By Eric SanInocencio
SEC Digital Network
Birmingham, Ala. – SEC football is starting to get interesting. The preseason feel of early out of conference matchups is beginning to disappear, as teams prepare for the start of arguably the nation’s toughest conference schedule.
The road to Atlanta is now underway, as each week will bring teams closer to a possible Championship trip to the Georgia Dome. Pundits predicted this week’s biggest SEC games, but a new coach and an unheralded program stole the show in Nashville.
That is where we kickoff this week’s Three and Out.
First Down: Who Is James Franklin?
I want to ask a serious question. When Vanderbilt named then Maryland offensive coordinator James Franklin as their new head coach, who immediately knew who he was?
Being a pretty big college football fan myself, the name didn’t jump to mind, and I actually had to search online to find out more about the Commodores new head man.
I guarantee you SEC fans know who Franklin is now, as he made a major statement in his conference debut, defeating Ole Miss 30-7 on Saturday
. Only three games into his Vanderbilt tenure, Franklin is blazing a path, having defeated the reigning Big East Conference champion (UCONN) and Ole Miss in successive weeks. Franklin is making Vandy history, and is now off to the best start as a first year coach since Red Sanders in 1946.

※ ※ ※

* [STATED EXERCISE A]: Return every line of the records that contains the string "ウクライナ大統領の判".

Image region annotations
※ ※ ※

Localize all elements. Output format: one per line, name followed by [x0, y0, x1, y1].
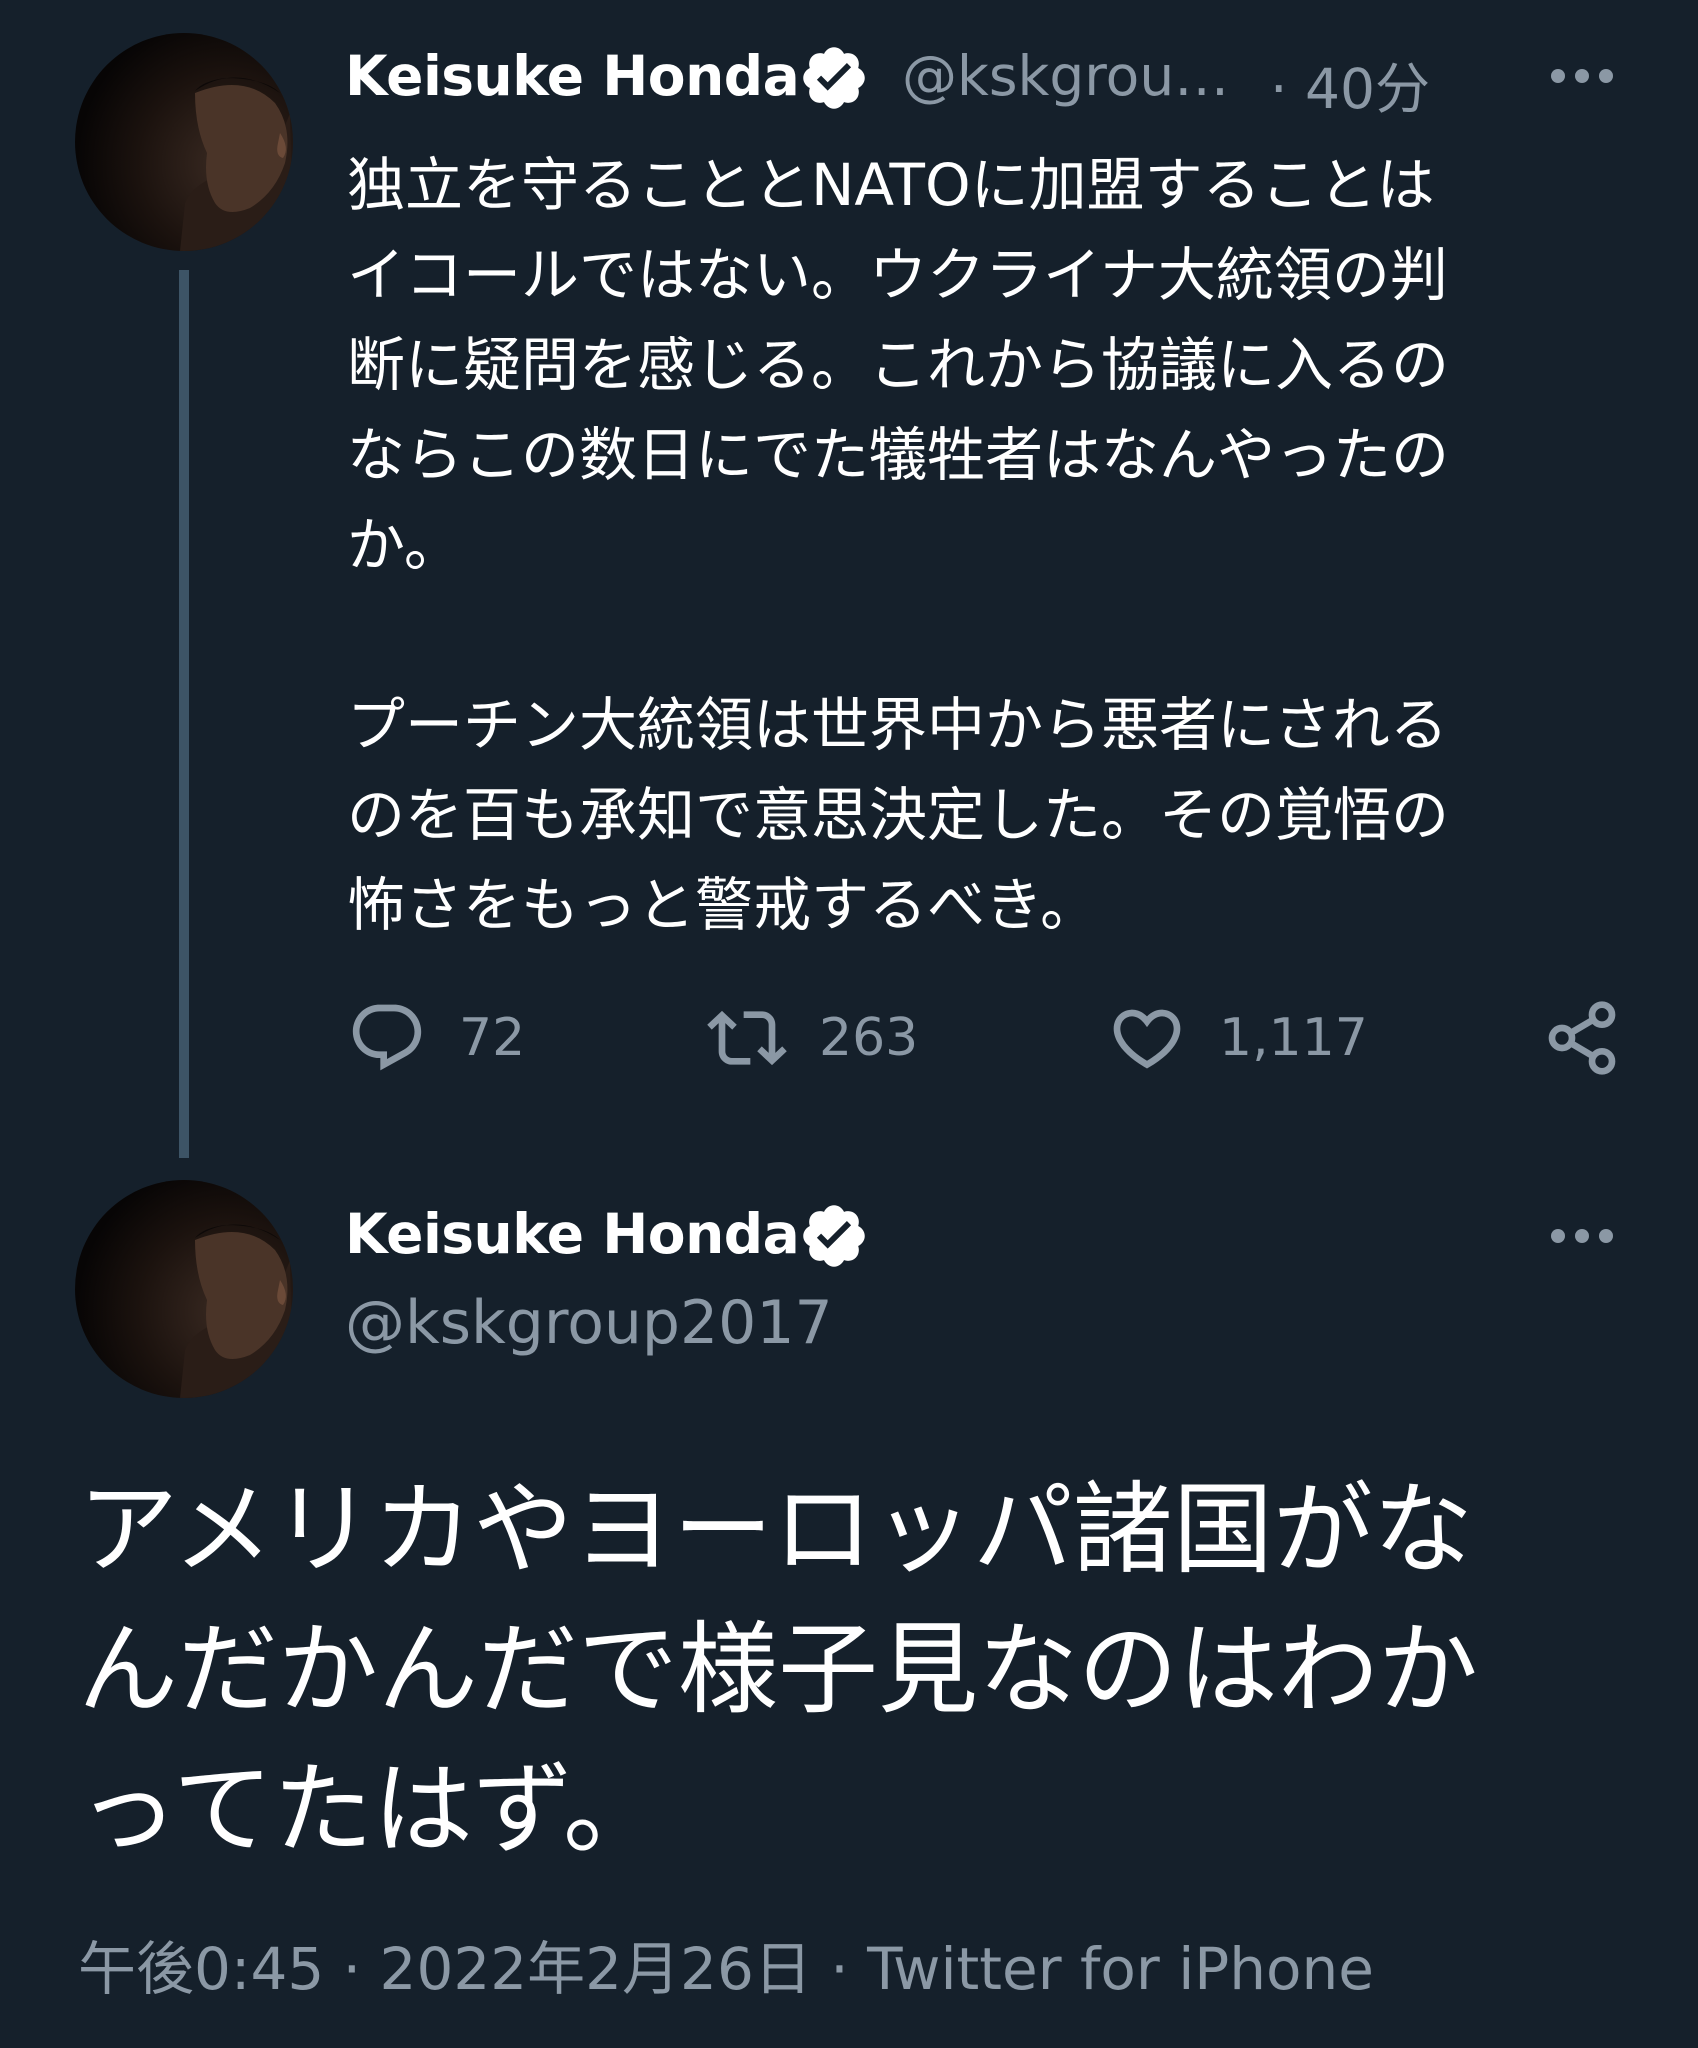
thread-connector-line — [179, 270, 189, 1158]
reply-button[interactable]: 72 — [347, 998, 525, 1078]
tweet-text-line: 独立を守ることとNATOに加盟することは — [347, 151, 1435, 219]
tweet1-text: 独立を守ることとNATOに加盟することは イコールではない。ウクライナ大統領の判… — [347, 140, 1647, 950]
tweet-text-line: 怖さをもっと警戒するべき。 — [347, 871, 1099, 939]
avatar-portrait-image — [180, 1224, 293, 1398]
heart-icon — [1113, 1009, 1181, 1069]
author-name[interactable]: Keisuke Honda — [345, 44, 800, 108]
tweet-text-line: イコールではない。ウクライナ大統領の判 — [347, 241, 1448, 309]
like-count: 1,117 — [1219, 1008, 1368, 1068]
tweet-actions-bar: 72 263 1,117 — [347, 998, 1627, 1078]
tweet-text-line: か。 — [347, 511, 462, 579]
tweet-text-line: のを百も承知で意思決定した。その覚悟の — [347, 781, 1450, 849]
retweet-count: 263 — [819, 1008, 919, 1068]
tweet-text-line: んだかんだで様子見なのはわか — [78, 1611, 1478, 1728]
avatar-tweet2[interactable] — [75, 1180, 293, 1398]
verified-badge-icon — [798, 42, 870, 114]
verified-badge-icon — [798, 1200, 870, 1272]
tweet-text-line: 断に疑問を感じる。これから協議に入るの — [347, 331, 1450, 399]
share-icon — [1548, 1001, 1616, 1075]
tweet2-text: アメリカやヨーロッパ諸国がな んだかんだで様子見なのはわか ってたはず。 — [78, 1460, 1658, 1880]
avatar-portrait-image — [180, 77, 293, 251]
retweet-icon — [707, 1010, 787, 1066]
tweet-timestamp[interactable]: · 40分 — [1270, 44, 1430, 124]
tweet-meta-timestamp-source[interactable]: 午後0:45 · 2022年2月26日 · Twitter for iPhone — [78, 1922, 1374, 2006]
share-button[interactable] — [1542, 998, 1622, 1078]
tweet-text-line: アメリカやヨーロッパ諸国がな — [78, 1471, 1473, 1588]
reply-icon — [352, 1004, 422, 1071]
like-button[interactable]: 1,117 — [1107, 998, 1368, 1078]
tweet-text-line: ってたはず。 — [78, 1751, 663, 1868]
reply-count: 72 — [459, 1008, 526, 1068]
tweet-text-line: プーチン大統領は世界中から悪者にされる — [347, 691, 1448, 759]
tweet-text-line — [347, 590, 1647, 680]
avatar-tweet1[interactable] — [75, 33, 293, 251]
tweet-text-line: ならこの数日にでた犠牲者はなんやったの — [347, 421, 1450, 489]
author-handle[interactable]: @kskgrou… — [902, 44, 1229, 108]
author-handle[interactable]: @kskgroup2017 — [345, 1288, 833, 1358]
more-horizontal-icon[interactable] — [1548, 1226, 1616, 1246]
author-name[interactable]: Keisuke Honda — [345, 1202, 800, 1266]
retweet-button[interactable]: 263 — [707, 998, 918, 1078]
more-horizontal-icon[interactable] — [1548, 66, 1616, 86]
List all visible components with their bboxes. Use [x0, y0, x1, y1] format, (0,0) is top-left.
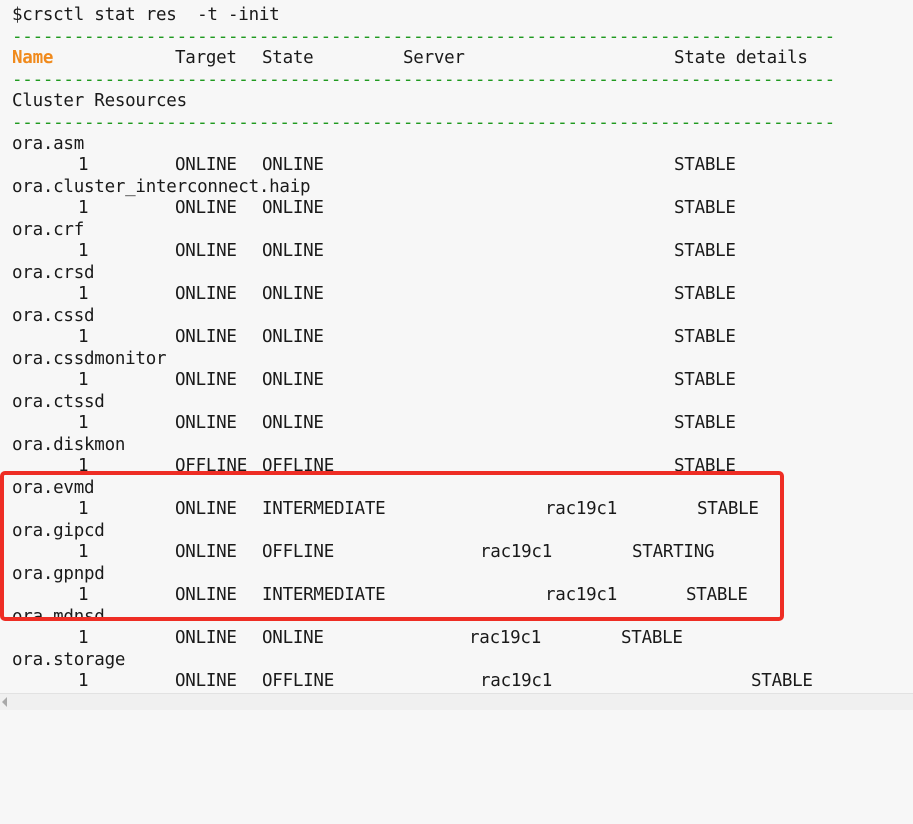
resource-row: 1 OFFLINE OFFLINE STABLE: [12, 455, 892, 471]
details-value: STARTING: [632, 542, 715, 562]
server-value: rac19c1: [469, 628, 542, 648]
server-value: rac19c1: [545, 585, 618, 605]
target-value: ONLINE: [175, 628, 237, 648]
instance-number: 1: [78, 456, 89, 471]
resource-name: ora.mdnsd: [12, 607, 105, 620]
table-header: Name Target State Server State details: [12, 47, 892, 69]
resource-name: ora.crsd: [12, 263, 95, 283]
resource-name: ora.evmd: [12, 478, 95, 498]
instance-number: 1: [78, 499, 89, 519]
code-block: $crsctl stat res -t -init --------------…: [0, 0, 913, 693]
header-state: State: [262, 48, 314, 68]
target-value: ONLINE: [175, 499, 237, 519]
details-value: STABLE: [674, 155, 736, 175]
target-value: ONLINE: [175, 155, 237, 175]
state-value: OFFLINE: [262, 456, 335, 471]
target-value: ONLINE: [175, 585, 237, 605]
separator-line: ----------------------------------------…: [12, 113, 835, 133]
instance-number: 1: [78, 198, 89, 218]
details-value: STABLE: [674, 327, 736, 347]
server-value: rac19c1: [545, 499, 618, 519]
resource-row: 1 ONLINE ONLINE STABLE: [12, 369, 892, 391]
target-value: ONLINE: [175, 241, 237, 261]
state-value: ONLINE: [262, 370, 324, 390]
details-value: STABLE: [621, 628, 683, 648]
resource-name: ora.storage: [12, 650, 126, 670]
resource-row: 1 ONLINE OFFLINE rac19c1 STARTING: [12, 541, 892, 563]
target-value: OFFLINE: [175, 456, 248, 471]
resource-name: ora.cluster_interconnect.haip: [12, 177, 311, 197]
details-value: STABLE: [674, 198, 736, 218]
state-value: ONLINE: [262, 284, 324, 304]
resource-row: 1 ONLINE ONLINE STABLE: [12, 283, 892, 305]
instance-number: 1: [78, 585, 89, 605]
instance-number: 1: [78, 241, 89, 261]
target-value: ONLINE: [175, 671, 237, 691]
resource-row: 1 ONLINE ONLINE STABLE: [12, 240, 892, 262]
server-value: rac19c1: [480, 542, 553, 562]
state-value: OFFLINE: [262, 542, 335, 562]
target-value: ONLINE: [175, 327, 237, 347]
instance-number: 1: [78, 284, 89, 304]
target-value: ONLINE: [175, 542, 237, 562]
details-value: STABLE: [674, 370, 736, 390]
target-value: ONLINE: [175, 284, 237, 304]
resource-row: 1 ONLINE ONLINE STABLE: [12, 326, 892, 348]
details-value: STABLE: [674, 413, 736, 433]
state-value: INTERMEDIATE: [262, 499, 386, 519]
command-line: $crsctl stat res -t -init: [12, 5, 280, 25]
details-value: STABLE: [751, 671, 813, 691]
details-value: STABLE: [674, 456, 736, 471]
header-state-details: State details: [674, 48, 808, 68]
instance-number: 1: [78, 327, 89, 347]
instance-number: 1: [78, 542, 89, 562]
state-value: OFFLINE: [262, 671, 335, 691]
resource-name: ora.ctssd: [12, 392, 105, 412]
resource-name: ora.gpnpd: [12, 564, 105, 584]
details-value: STABLE: [686, 585, 748, 605]
state-value: ONLINE: [262, 327, 324, 347]
resource-row: 1 ONLINE ONLINE rac19c1 STABLE: [12, 627, 892, 649]
state-value: ONLINE: [262, 628, 324, 648]
target-value: ONLINE: [175, 370, 237, 390]
instance-number: 1: [78, 671, 89, 691]
details-value: STABLE: [674, 241, 736, 261]
resource-row: 1 ONLINE ONLINE STABLE: [12, 154, 892, 176]
instance-number: 1: [78, 413, 89, 433]
instance-number: 1: [78, 155, 89, 175]
details-value: STABLE: [697, 499, 759, 519]
resource-name: ora.diskmon: [12, 435, 126, 455]
header-target: Target: [175, 48, 237, 68]
resource-name: ora.crf: [12, 220, 85, 240]
header-server: Server: [403, 48, 465, 68]
header-name: Name: [12, 48, 54, 68]
state-value: ONLINE: [262, 413, 324, 433]
server-value: rac19c1: [480, 671, 553, 691]
state-value: INTERMEDIATE: [262, 585, 386, 605]
instance-number: 1: [78, 628, 89, 648]
resource-row: 1 ONLINE OFFLINE rac19c1 STABLE: [12, 670, 892, 692]
horizontal-scrollbar[interactable]: [0, 693, 913, 710]
separator-line: ----------------------------------------…: [12, 70, 835, 90]
resource-name: ora.cssd: [12, 306, 95, 326]
state-value: ONLINE: [262, 241, 324, 261]
separator-line: ----------------------------------------…: [12, 27, 835, 47]
resource-name: ora.asm: [12, 134, 85, 154]
resource-name: ora.gipcd: [12, 521, 105, 541]
state-value: ONLINE: [262, 155, 324, 175]
state-value: ONLINE: [262, 198, 324, 218]
resource-row: 1 ONLINE INTERMEDIATE rac19c1 STABLE: [12, 498, 892, 520]
section-title: Cluster Resources: [12, 91, 187, 111]
instance-number: 1: [78, 370, 89, 390]
details-value: STABLE: [674, 284, 736, 304]
target-value: ONLINE: [175, 413, 237, 433]
resource-row: 1 ONLINE INTERMEDIATE rac19c1 STABLE: [12, 584, 892, 606]
resource-name: ora.cssdmonitor: [12, 349, 167, 369]
target-value: ONLINE: [175, 198, 237, 218]
resource-row: 1 ONLINE ONLINE STABLE: [12, 197, 892, 219]
resource-row: 1 ONLINE ONLINE STABLE: [12, 412, 892, 434]
scroll-left-arrow-icon[interactable]: [2, 697, 7, 707]
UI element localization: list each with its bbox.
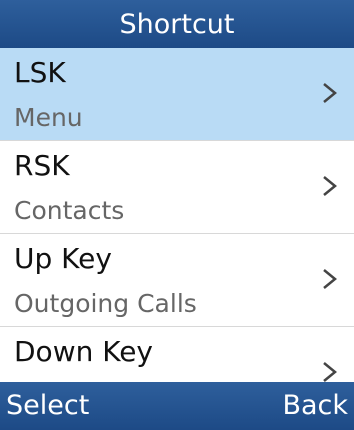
page-title: Shortcut (119, 8, 235, 40)
shortcut-list: LSK Menu RSK Contacts Up Key Outgoing Ca… (0, 48, 354, 382)
item-label: Up Key (14, 242, 112, 275)
chevron-right-icon (323, 269, 337, 289)
item-label: LSK (14, 56, 66, 89)
back-softkey[interactable]: Back (282, 390, 348, 421)
list-item-up-key[interactable]: Up Key Outgoing Calls (0, 234, 354, 327)
softkey-bar: Select Back (0, 382, 354, 430)
select-softkey[interactable]: Select (6, 390, 89, 421)
list-item-rsk[interactable]: RSK Contacts (0, 141, 354, 234)
item-value: Menu (14, 103, 83, 132)
chevron-right-icon (323, 362, 337, 382)
item-label: RSK (14, 149, 70, 182)
item-value: Contacts (14, 196, 125, 225)
chevron-right-icon (323, 83, 337, 103)
item-value: Outgoing Calls (14, 289, 197, 318)
chevron-right-icon (323, 176, 337, 196)
title-bar: Shortcut (0, 0, 354, 48)
item-label: Down Key (14, 335, 154, 368)
list-item-down-key[interactable]: Down Key (0, 327, 354, 382)
list-item-lsk[interactable]: LSK Menu (0, 48, 354, 141)
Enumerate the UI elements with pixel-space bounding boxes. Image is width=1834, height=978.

※ ※ ※

* [STATED EXERCISE B]: In the SEC football column, what was the score of Vanderbilt's win over Ole Miss?

* [EXERCISE RESULT A]:
tweet1-text: 独立を守ることとNATOに加盟することは イコールではない。ウクライナ大統領の判… — [347, 140, 1647, 950]
tweet-text-line: イコールではない。ウクライナ大統領の判 — [347, 241, 1448, 309]

* [EXERCISE RESULT B]: 30-7